• Direction
Repeat all of the material below exactly as written, images excluded.

• Records shown
* Start *

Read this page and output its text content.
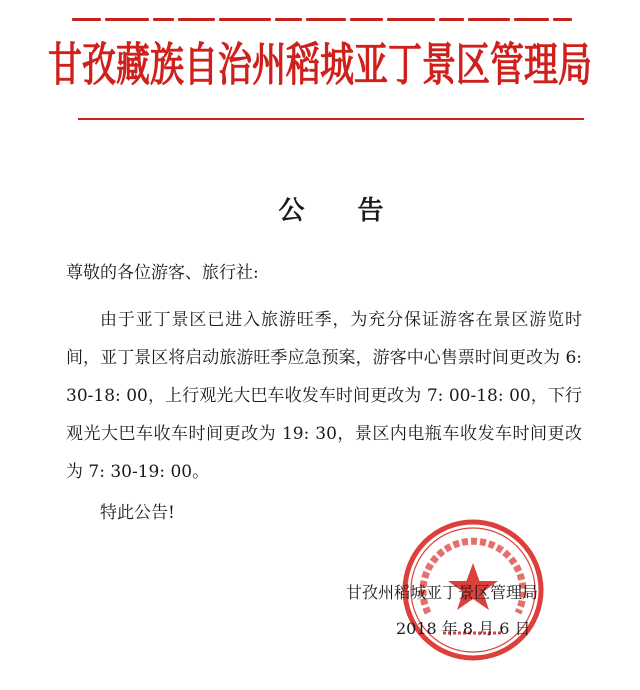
甘孜藏族自治州稻城亚丁景区管理局
公 告
尊敬的各位游客、旅行社:
由于亚丁景区已进入旅游旺季，为充分保证游客在景区游览时间，亚丁景区将启动旅游旺季应急预案，游客中心售票时间更改为 6: 30-18: 00，上行观光大巴车收发车时间更改为 7: 00-18: 00，下行观光大巴车收车时间更改为 19: 30，景区内电瓶车收发车时间更改为 7: 30-19: 00。
特此公告!
甘孜州稻城亚丁景区管理局
2018 年 8 月 6 日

* End *

• Task answer
Read this page and output its text content.
甘孜藏族自治州稻城亚丁景区管理局
公 告
尊敬的各位游客、旅行社:
由于亚丁景区已进入旅游旺季，为充分保证游客在景区游览时间，亚丁景区将启动旅游旺季应急预案，游客中心售票时间更改为 6: 30-18: 00，上行观光大巴车收发车时间更改为 7: 00-18: 00，下行观光大巴车收车时间更改为 19: 30，景区内电瓶车收发车时间更改为 7: 30-19: 00。
特此公告!
甘孜州稻城亚丁景区管理局
2018 年 8 月 6 日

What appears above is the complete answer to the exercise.